• [Task goal] Every line below must be reproduced exactly. Copy them all.

[start of Entries provided]

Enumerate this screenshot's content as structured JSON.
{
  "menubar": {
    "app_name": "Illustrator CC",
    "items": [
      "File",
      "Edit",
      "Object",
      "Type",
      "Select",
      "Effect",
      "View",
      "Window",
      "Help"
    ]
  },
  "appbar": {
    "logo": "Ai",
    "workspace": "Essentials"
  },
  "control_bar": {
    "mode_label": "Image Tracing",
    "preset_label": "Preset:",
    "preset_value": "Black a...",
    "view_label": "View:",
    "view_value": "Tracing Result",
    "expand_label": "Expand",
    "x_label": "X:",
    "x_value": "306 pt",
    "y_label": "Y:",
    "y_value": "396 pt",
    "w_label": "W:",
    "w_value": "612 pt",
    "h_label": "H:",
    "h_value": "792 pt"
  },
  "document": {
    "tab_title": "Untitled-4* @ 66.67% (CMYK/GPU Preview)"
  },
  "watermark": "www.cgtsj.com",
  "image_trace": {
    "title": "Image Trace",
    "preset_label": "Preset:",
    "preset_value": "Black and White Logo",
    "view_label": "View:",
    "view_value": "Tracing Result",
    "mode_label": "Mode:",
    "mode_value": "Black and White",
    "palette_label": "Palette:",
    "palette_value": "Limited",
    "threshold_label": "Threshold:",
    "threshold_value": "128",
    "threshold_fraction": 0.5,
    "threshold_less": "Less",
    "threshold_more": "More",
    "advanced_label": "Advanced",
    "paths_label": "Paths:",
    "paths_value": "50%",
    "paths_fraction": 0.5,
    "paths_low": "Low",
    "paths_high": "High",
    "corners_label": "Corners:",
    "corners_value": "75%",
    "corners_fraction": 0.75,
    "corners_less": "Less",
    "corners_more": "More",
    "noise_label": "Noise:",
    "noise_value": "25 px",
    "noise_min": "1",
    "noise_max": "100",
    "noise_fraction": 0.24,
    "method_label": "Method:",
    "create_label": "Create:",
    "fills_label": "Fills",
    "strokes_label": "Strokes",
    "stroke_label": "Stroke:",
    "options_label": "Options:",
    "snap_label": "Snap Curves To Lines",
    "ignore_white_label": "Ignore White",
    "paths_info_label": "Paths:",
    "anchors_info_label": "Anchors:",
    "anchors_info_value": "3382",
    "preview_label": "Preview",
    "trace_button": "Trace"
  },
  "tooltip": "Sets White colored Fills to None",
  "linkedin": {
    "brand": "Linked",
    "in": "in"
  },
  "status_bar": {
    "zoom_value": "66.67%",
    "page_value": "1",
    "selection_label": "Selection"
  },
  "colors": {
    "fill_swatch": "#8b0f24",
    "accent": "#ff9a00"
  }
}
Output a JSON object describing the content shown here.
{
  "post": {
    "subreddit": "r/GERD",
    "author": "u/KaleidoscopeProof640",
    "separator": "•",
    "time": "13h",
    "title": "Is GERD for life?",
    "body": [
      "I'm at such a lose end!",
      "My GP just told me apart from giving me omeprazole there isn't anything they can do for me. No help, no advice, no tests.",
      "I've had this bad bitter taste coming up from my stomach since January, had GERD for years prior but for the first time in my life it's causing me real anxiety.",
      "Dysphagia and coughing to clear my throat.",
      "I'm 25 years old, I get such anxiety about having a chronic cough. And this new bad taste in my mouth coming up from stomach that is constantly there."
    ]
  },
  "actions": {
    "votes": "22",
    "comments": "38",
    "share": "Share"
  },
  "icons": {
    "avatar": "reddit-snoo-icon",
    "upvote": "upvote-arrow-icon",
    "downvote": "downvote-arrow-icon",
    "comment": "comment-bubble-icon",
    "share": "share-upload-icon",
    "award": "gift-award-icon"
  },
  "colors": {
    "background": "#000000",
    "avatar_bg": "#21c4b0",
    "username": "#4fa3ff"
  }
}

[end of Entries provided]

• [Full solution]
Enumerate this screenshot's content as structured JSON.
{
  "menubar": {
    "app_name": "Illustrator CC",
    "items": [
      "File",
      "Edit",
      "Object",
      "Type",
      "Select",
      "Effect",
      "View",
      "Window",
      "Help"
    ]
  },
  "appbar": {
    "logo": "Ai",
    "workspace": "Essentials"
  },
  "control_bar": {
    "mode_label": "Image Tracing",
    "preset_label": "Preset:",
    "preset_value": "Black a...",
    "view_label": "View:",
    "view_value": "Tracing Result",
    "expand_label": "Expand",
    "x_label": "X:",
    "x_value": "306 pt",
    "y_label": "Y:",
    "y_value": "396 pt",
    "w_label": "W:",
    "w_value": "612 pt",
    "h_label": "H:",
    "h_value": "792 pt"
  },
  "document": {
    "tab_title": "Untitled-4* @ 66.67% (CMYK/GPU Preview)"
  },
  "watermark": "www.cgtsj.com",
  "image_trace": {
    "title": "Image Trace",
    "preset_label": "Preset:",
    "preset_value": "Black and White Logo",
    "view_label": "View:",
    "view_value": "Tracing Result",
    "mode_label": "Mode:",
    "mode_value": "Black and White",
    "palette_label": "Palette:",
    "palette_value": "Limited",
    "threshold_label": "Threshold:",
    "threshold_value": "128",
    "threshold_fraction": 0.5,
    "threshold_less": "Less",
    "threshold_more": "More",
    "advanced_label": "Advanced",
    "paths_label": "Paths:",
    "paths_value": "50%",
    "paths_fraction": 0.5,
    "paths_low": "Low",
    "paths_high": "High",
    "corners_label": "Corners:",
    "corners_value": "75%",
    "corners_fraction": 0.75,
    "corners_less": "Less",
    "corners_more": "More",
    "noise_label": "Noise:",
    "noise_value": "25 px",
    "noise_min": "1",
    "noise_max": "100",
    "noise_fraction": 0.24,
    "method_label": "Method:",
    "create_label": "Create:",
    "fills_label": "Fills",
    "strokes_label": "Strokes",
    "stroke_label": "Stroke:",
    "options_label": "Options:",
    "snap_label": "Snap Curves To Lines",
    "ignore_white_label": "Ignore White",
    "paths_info_label": "Paths:",
    "anchors_info_label": "Anchors:",
    "anchors_info_value": "3382",
    "preview_label": "Preview",
    "trace_button": "Trace"
  },
  "tooltip": "Sets White colored Fills to None",
  "linkedin": {
    "brand": "Linked",
    "in": "in"
  },
  "status_bar": {
    "zoom_value": "66.67%",
    "page_value": "1",
    "selection_label": "Selection"
  },
  "colors": {
    "fill_swatch": "#8b0f24",
    "accent": "#ff9a00"
  }
}
Output a JSON object describing the content shown here.
{
  "post": {
    "subreddit": "r/GERD",
    "author": "u/KaleidoscopeProof640",
    "separator": "•",
    "time": "13h",
    "title": "Is GERD for life?",
    "body": [
      "I'm at such a lose end!",
      "My GP just told me apart from giving me omeprazole there isn't anything they can do for me. No help, no advice, no tests.",
      "I've had this bad bitter taste coming up from my stomach since January, had GERD for years prior but for the first time in my life it's causing me real anxiety.",
      "Dysphagia and coughing to clear my throat.",
      "I'm 25 years old, I get such anxiety about having a chronic cough. And this new bad taste in my mouth coming up from stomach that is constantly there."
    ]
  },
  "actions": {
    "votes": "22",
    "comments": "38",
    "share": "Share"
  },
  "icons": {
    "avatar": "reddit-snoo-icon",
    "upvote": "upvote-arrow-icon",
    "downvote": "downvote-arrow-icon",
    "comment": "comment-bubble-icon",
    "share": "share-upload-icon",
    "award": "gift-award-icon"
  },
  "colors": {
    "background": "#000000",
    "avatar_bg": "#21c4b0",
    "username": "#4fa3ff"
  }
}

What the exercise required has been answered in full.